-- DATA TO USE --
══════════════════════════════
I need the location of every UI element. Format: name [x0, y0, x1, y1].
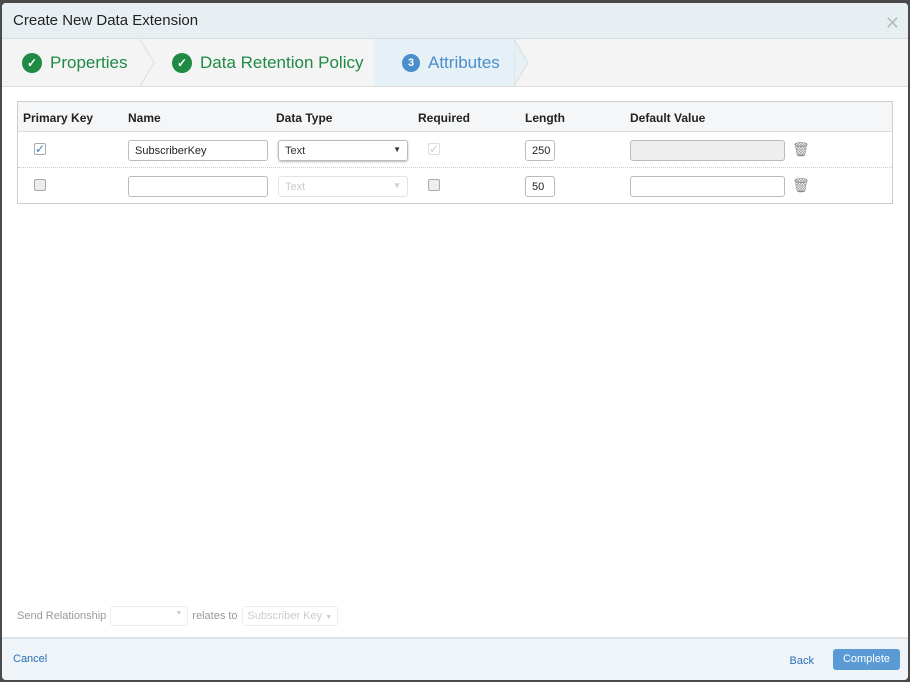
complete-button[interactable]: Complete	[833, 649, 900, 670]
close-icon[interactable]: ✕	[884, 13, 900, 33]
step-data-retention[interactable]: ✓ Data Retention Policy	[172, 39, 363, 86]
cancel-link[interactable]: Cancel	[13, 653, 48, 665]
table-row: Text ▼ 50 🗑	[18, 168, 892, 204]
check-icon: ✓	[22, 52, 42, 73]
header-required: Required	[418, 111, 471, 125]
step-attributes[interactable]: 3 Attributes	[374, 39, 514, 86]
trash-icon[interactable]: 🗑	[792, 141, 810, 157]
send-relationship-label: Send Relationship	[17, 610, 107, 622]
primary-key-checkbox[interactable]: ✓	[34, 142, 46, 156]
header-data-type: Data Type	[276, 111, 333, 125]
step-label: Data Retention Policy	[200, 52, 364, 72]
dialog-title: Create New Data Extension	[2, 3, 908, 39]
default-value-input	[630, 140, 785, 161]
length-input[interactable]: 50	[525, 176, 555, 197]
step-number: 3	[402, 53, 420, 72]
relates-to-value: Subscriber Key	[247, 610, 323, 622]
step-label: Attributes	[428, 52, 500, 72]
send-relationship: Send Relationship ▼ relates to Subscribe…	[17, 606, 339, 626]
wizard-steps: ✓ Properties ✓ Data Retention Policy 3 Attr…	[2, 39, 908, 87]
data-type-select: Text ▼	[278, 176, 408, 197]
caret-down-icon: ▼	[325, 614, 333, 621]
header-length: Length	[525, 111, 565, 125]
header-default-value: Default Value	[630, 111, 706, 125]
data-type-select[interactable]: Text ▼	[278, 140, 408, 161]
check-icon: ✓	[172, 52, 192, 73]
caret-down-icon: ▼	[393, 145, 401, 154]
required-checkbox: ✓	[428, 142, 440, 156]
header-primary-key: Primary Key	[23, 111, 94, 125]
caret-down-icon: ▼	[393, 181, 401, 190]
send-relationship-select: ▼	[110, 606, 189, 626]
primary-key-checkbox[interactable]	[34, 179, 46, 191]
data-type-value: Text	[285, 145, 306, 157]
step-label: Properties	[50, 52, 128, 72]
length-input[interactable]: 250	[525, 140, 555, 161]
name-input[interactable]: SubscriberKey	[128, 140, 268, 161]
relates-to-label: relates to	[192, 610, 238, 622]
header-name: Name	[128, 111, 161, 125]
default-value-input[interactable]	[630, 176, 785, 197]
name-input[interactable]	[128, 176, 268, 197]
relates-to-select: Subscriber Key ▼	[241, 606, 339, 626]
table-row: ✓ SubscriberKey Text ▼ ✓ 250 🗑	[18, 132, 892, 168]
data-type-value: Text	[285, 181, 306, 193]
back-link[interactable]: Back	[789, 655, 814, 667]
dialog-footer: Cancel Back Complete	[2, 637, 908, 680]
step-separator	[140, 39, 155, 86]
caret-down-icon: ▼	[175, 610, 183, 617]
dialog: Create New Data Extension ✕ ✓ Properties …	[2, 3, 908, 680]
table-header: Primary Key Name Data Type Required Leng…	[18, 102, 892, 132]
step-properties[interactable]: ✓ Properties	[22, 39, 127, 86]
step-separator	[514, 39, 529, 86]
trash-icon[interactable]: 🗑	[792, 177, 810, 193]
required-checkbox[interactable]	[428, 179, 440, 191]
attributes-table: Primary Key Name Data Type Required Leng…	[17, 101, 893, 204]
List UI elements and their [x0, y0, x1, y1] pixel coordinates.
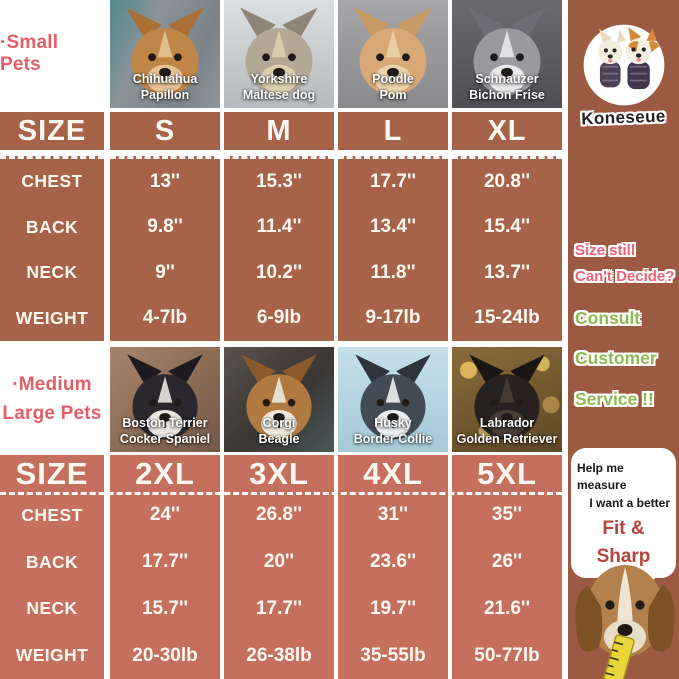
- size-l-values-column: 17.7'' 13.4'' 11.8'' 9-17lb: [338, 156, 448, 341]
══════════════════════════════
-- STATED EXERCISE --
Swap "Subscriber Key" for "Email Address" wherever it occurs in the items and give all their lines again with nothing else changed, omitting the pictures.

-- RESULT OF THE EXERCISE --
I need the location of every UI element. Format: name [x0, y0, x1, y1].
complete-button[interactable]: Complete	[833, 649, 900, 670]
close-icon[interactable]: ✕	[884, 13, 900, 33]
step-data-retention[interactable]: ✓ Data Retention Policy	[172, 39, 363, 86]
cancel-link[interactable]: Cancel	[13, 653, 48, 665]
table-row: Text ▼ 50 🗑	[18, 168, 892, 204]
check-icon: ✓	[22, 52, 42, 73]
header-required: Required	[418, 111, 471, 125]
step-attributes[interactable]: 3 Attributes	[374, 39, 514, 86]
trash-icon[interactable]: 🗑	[792, 141, 810, 157]
send-relationship-label: Send Relationship	[17, 610, 107, 622]
primary-key-checkbox[interactable]: ✓	[34, 142, 46, 156]
header-data-type: Data Type	[276, 111, 333, 125]
step-label: Data Retention Policy	[200, 52, 364, 72]
dialog-title: Create New Data Extension	[2, 3, 908, 39]
default-value-input	[630, 140, 785, 161]
length-input[interactable]: 50	[525, 176, 555, 197]
step-number: 3	[402, 53, 420, 72]
relates-to-value: Email Address	[247, 610, 323, 622]
step-label: Attributes	[428, 52, 500, 72]
send-relationship: Send Relationship ▼ relates to Subscribe…	[17, 606, 339, 626]
wizard-steps: ✓ Properties ✓ Data Retention Policy 3 Attr…	[2, 39, 908, 87]
data-type-select: Text ▼	[278, 176, 408, 197]
caret-down-icon: ▼	[325, 614, 333, 621]
header-length: Length	[525, 111, 565, 125]
header-default-value: Default Value	[630, 111, 706, 125]
data-type-select[interactable]: Text ▼	[278, 140, 408, 161]
check-icon: ✓	[172, 52, 192, 73]
caret-down-icon: ▼	[393, 145, 401, 154]
required-checkbox: ✓	[428, 142, 440, 156]
header-primary-key: Primary Key	[23, 111, 94, 125]
caret-down-icon: ▼	[393, 181, 401, 190]
send-relationship-select: ▼	[110, 606, 189, 626]
primary-key-checkbox[interactable]	[34, 179, 46, 191]
data-type-value: Text	[285, 145, 306, 157]
step-label: Properties	[50, 52, 128, 72]
length-input[interactable]: 250	[525, 140, 555, 161]
name-input[interactable]: SubscriberKey	[128, 140, 268, 161]
relates-to-label: relates to	[192, 610, 238, 622]
header-name: Name	[128, 111, 161, 125]
default-value-input[interactable]	[630, 176, 785, 197]
name-input[interactable]	[128, 176, 268, 197]
relates-to-select: Email Address ▼	[241, 606, 339, 626]
table-row: ✓ SubscriberKey Text ▼ ✓ 250 🗑	[18, 132, 892, 168]
data-type-value: Text	[285, 181, 306, 193]
back-link[interactable]: Back	[789, 655, 814, 667]
dialog-footer: Cancel Back Complete	[2, 637, 908, 680]
step-separator	[140, 39, 155, 86]
caret-down-icon: ▼	[175, 610, 183, 617]
dialog: Create New Data Extension ✕ ✓ Properties …	[2, 3, 908, 680]
table-header: Primary Key Name Data Type Required Leng…	[18, 102, 892, 132]
step-properties[interactable]: ✓ Properties	[22, 39, 127, 86]
step-separator	[514, 39, 529, 86]
trash-icon[interactable]: 🗑	[792, 177, 810, 193]
required-checkbox[interactable]	[428, 179, 440, 191]
attributes-table: Primary Key Name Data Type Required Leng…	[17, 101, 893, 204]
List UI elements and their [x0, y0, x1, y1] pixel coordinates.
- size-l-values-column: 17.7'' 13.4'' 11.8'' 9-17lb: [338, 156, 448, 341]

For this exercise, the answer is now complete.